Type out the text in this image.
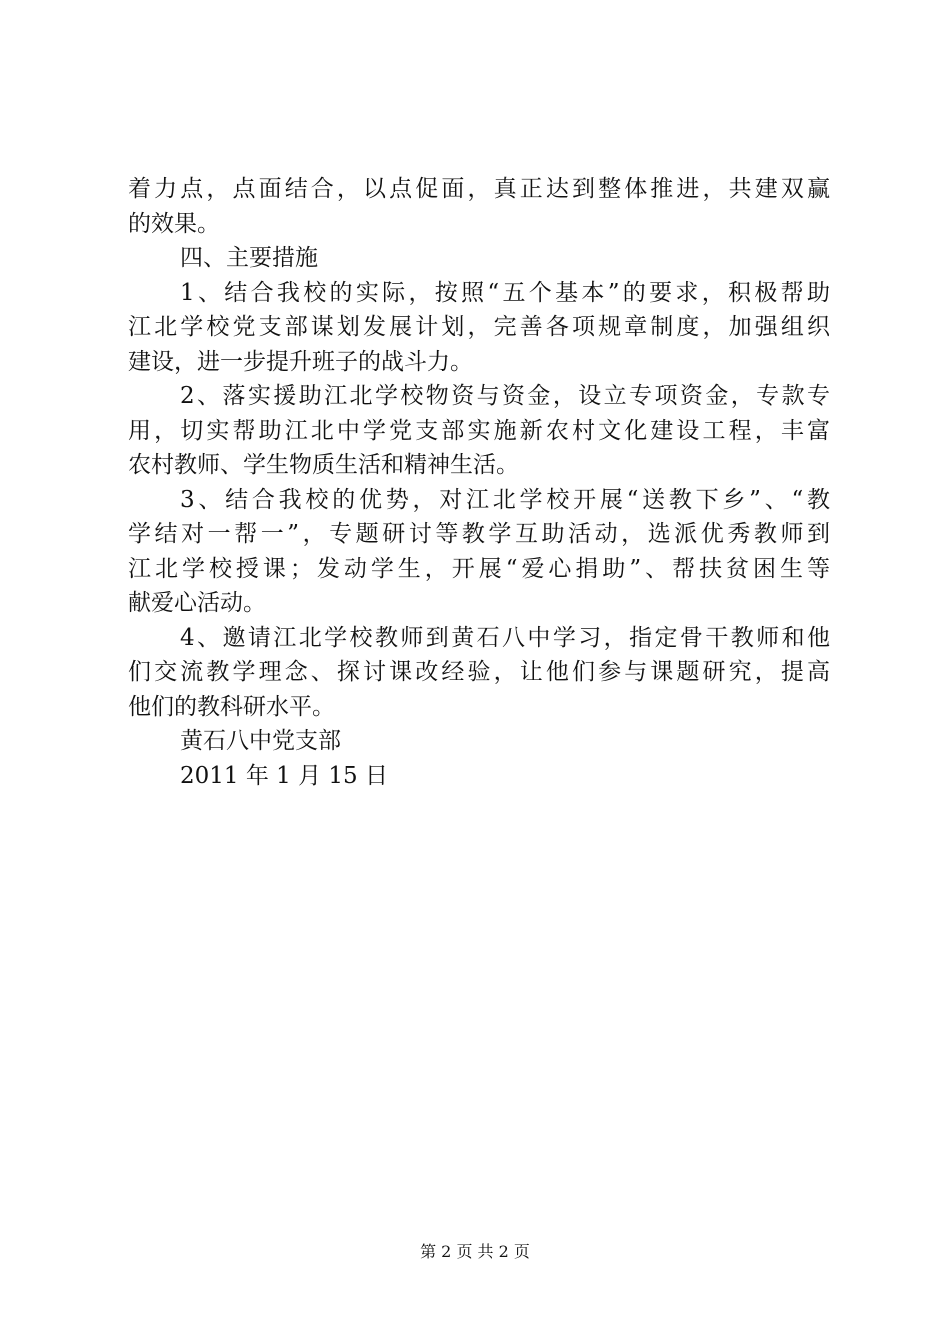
着力点，点面结合，以点促面，真正达到整体推进，共建双赢
的效果。
四、主要措施
1、结合我校的实际，按照“五个基本”的要求，积极帮助
江北学校党支部谋划发展计划，完善各项规章制度，加强组织
建设，进一步提升班子的战斗力。
2、落实援助江北学校物资与资金，设立专项资金，专款专
用，切实帮助江北中学党支部实施新农村文化建设工程，丰富
农村教师、学生物质生活和精神生活。
3、结合我校的优势，对江北学校开展“送教下乡”、“教
学结对一帮一”，专题研讨等教学互助活动，选派优秀教师到
江北学校授课；发动学生，开展“爱心捐助”、帮扶贫困生等
献爱心活动。
4、邀请江北学校教师到黄石八中学习，指定骨干教师和他
们交流教学理念、探讨课改经验，让他们参与课题研究，提高
他们的教科研水平。
黄石八中党支部
2011 年 1 月 15 日
第 2 页 共 2 页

************

What you should do
Return every line of the records exactly as given, pictures excluded.

Answer to the problem
Type out the text in this image.
着力点，点面结合，以点促面，真正达到整体推进，共建双赢
的效果。
四、主要措施
1、结合我校的实际，按照“五个基本”的要求，积极帮助
江北学校党支部谋划发展计划，完善各项规章制度，加强组织
建设，进一步提升班子的战斗力。
2、落实援助江北学校物资与资金，设立专项资金，专款专
用，切实帮助江北中学党支部实施新农村文化建设工程，丰富
农村教师、学生物质生活和精神生活。
3、结合我校的优势，对江北学校开展“送教下乡”、“教
学结对一帮一”，专题研讨等教学互助活动，选派优秀教师到
江北学校授课；发动学生，开展“爱心捐助”、帮扶贫困生等
献爱心活动。
4、邀请江北学校教师到黄石八中学习，指定骨干教师和他
们交流教学理念、探讨课改经验，让他们参与课题研究，提高
他们的教科研水平。
黄石八中党支部
2011 年 1 月 15 日
第 2 页 共 2 页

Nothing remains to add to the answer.